= Objective =
Transcribe, character for character, all of the lines below, from the first line down to and including the line containing "bar-2019 <box>167 447 220 698</box>".

= Supplied records =
/---

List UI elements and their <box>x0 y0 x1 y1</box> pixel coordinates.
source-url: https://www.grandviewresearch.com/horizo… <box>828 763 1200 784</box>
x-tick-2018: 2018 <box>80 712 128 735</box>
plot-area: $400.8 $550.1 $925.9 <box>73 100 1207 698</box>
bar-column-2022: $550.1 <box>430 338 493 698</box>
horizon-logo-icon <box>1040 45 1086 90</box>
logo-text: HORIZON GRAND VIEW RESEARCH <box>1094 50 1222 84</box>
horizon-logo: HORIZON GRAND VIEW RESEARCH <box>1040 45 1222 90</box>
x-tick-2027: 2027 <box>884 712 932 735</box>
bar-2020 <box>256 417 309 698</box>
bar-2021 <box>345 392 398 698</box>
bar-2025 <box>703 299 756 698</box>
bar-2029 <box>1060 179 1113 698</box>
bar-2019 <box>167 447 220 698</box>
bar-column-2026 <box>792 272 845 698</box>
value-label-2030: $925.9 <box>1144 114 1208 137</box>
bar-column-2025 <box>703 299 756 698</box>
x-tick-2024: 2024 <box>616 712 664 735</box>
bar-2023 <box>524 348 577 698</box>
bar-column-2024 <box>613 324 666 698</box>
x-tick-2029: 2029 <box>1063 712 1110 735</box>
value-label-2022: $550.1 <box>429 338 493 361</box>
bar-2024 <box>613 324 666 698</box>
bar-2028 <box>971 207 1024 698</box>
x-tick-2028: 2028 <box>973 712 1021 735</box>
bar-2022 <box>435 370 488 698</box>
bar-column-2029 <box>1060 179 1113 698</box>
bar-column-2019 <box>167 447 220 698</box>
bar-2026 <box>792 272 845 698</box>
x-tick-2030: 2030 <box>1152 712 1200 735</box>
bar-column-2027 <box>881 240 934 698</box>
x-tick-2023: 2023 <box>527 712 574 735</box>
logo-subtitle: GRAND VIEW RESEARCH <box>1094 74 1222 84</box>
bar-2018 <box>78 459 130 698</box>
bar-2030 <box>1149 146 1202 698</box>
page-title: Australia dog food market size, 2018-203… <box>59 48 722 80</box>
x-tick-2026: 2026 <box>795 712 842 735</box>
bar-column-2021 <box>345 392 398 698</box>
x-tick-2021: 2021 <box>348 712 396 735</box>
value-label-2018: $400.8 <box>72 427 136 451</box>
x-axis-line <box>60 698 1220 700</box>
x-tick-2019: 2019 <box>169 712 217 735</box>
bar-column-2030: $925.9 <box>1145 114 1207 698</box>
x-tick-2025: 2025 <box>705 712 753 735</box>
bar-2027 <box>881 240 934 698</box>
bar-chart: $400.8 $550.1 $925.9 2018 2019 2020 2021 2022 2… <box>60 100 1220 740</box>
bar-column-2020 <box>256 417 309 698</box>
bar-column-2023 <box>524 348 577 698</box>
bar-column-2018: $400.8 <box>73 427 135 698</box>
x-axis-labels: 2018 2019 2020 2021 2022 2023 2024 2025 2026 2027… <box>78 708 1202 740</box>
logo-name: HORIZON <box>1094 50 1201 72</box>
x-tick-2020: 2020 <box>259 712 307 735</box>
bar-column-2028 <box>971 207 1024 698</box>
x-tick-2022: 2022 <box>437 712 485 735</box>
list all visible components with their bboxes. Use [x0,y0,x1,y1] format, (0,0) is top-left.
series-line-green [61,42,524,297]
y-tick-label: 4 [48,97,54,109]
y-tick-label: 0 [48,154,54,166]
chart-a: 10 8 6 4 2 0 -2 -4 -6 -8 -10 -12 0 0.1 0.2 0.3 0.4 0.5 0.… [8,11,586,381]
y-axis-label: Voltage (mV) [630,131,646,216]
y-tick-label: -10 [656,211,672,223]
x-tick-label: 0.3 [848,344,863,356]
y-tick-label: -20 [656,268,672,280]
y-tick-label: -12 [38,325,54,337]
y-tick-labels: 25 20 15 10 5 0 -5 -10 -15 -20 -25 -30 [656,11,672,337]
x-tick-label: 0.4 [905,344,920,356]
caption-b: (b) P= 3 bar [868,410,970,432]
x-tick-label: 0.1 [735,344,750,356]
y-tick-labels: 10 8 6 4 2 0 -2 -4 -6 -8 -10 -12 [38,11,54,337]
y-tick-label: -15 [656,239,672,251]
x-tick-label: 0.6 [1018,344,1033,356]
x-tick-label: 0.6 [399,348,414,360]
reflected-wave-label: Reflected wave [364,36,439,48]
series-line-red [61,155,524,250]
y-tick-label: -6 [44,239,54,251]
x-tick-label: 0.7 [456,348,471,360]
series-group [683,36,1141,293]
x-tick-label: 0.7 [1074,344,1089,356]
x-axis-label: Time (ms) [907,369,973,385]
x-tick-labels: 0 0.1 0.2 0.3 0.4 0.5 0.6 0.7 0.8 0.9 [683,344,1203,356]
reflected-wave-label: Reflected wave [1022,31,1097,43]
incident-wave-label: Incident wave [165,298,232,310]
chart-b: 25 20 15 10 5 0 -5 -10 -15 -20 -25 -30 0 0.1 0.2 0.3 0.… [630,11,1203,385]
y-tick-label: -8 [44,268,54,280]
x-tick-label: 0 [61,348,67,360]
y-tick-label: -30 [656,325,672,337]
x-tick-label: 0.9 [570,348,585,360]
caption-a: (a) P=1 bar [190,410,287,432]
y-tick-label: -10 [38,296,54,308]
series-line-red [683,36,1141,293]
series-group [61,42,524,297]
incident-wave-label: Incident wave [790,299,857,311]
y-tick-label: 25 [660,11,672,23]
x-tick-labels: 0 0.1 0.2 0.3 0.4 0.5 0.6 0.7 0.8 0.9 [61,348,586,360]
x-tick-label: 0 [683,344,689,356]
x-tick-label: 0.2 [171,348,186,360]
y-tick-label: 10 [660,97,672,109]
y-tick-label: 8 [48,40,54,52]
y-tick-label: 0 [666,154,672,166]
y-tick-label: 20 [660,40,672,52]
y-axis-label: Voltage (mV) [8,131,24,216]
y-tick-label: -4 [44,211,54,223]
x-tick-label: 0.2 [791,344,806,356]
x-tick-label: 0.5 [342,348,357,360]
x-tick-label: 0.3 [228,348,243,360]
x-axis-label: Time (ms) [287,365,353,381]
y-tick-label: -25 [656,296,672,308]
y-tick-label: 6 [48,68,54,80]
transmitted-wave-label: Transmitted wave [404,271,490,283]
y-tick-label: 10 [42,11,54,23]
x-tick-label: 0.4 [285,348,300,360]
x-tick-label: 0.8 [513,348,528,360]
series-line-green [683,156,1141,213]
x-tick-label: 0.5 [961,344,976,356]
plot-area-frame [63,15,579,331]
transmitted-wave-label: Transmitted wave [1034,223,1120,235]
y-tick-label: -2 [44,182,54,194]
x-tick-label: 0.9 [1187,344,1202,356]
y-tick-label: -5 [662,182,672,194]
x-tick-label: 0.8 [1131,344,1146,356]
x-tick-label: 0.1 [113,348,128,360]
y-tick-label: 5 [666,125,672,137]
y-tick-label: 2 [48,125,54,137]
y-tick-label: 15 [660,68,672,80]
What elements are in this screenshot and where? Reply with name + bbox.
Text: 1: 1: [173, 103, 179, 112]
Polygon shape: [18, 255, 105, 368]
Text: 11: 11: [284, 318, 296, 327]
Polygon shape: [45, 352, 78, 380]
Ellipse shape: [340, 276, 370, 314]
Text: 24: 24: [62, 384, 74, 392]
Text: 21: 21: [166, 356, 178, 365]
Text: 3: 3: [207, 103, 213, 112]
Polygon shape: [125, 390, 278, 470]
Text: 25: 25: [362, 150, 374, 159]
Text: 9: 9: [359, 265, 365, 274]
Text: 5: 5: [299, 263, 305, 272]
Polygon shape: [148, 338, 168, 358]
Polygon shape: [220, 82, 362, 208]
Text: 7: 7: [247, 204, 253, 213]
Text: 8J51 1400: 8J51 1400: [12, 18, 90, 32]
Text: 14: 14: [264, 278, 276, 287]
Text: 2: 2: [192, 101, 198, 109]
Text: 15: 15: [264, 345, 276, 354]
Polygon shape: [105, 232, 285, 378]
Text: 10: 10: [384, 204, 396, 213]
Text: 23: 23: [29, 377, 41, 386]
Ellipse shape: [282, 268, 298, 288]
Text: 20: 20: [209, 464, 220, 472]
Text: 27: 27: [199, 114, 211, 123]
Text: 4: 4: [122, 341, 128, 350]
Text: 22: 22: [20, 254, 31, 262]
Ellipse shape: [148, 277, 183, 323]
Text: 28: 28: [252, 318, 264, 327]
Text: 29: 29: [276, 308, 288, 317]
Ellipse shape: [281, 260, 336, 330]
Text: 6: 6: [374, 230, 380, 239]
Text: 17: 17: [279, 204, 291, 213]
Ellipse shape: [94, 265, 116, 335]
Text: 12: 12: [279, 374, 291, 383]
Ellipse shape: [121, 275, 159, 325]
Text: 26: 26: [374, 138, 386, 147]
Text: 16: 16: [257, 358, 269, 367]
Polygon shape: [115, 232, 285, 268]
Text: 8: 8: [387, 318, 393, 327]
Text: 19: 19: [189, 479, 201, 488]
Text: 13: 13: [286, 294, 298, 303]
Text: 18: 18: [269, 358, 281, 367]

\---

= Written answer =
List UI elements and their <box>x0 y0 x1 y1</box> pixel coordinates.
source-url: https://www.grandviewresearch.com/horizo… <box>828 763 1200 784</box>
x-tick-2018: 2018 <box>80 712 128 735</box>
plot-area: $400.8 $550.1 $925.9 <box>73 100 1207 698</box>
bar-column-2022: $550.1 <box>430 338 493 698</box>
horizon-logo-icon <box>1040 45 1086 90</box>
logo-text: HORIZON GRAND VIEW RESEARCH <box>1094 50 1222 84</box>
horizon-logo: HORIZON GRAND VIEW RESEARCH <box>1040 45 1222 90</box>
x-tick-2027: 2027 <box>884 712 932 735</box>
bar-2020 <box>256 417 309 698</box>
bar-2021 <box>345 392 398 698</box>
bar-2025 <box>703 299 756 698</box>
bar-2029 <box>1060 179 1113 698</box>
bar-2019 <box>167 447 220 698</box>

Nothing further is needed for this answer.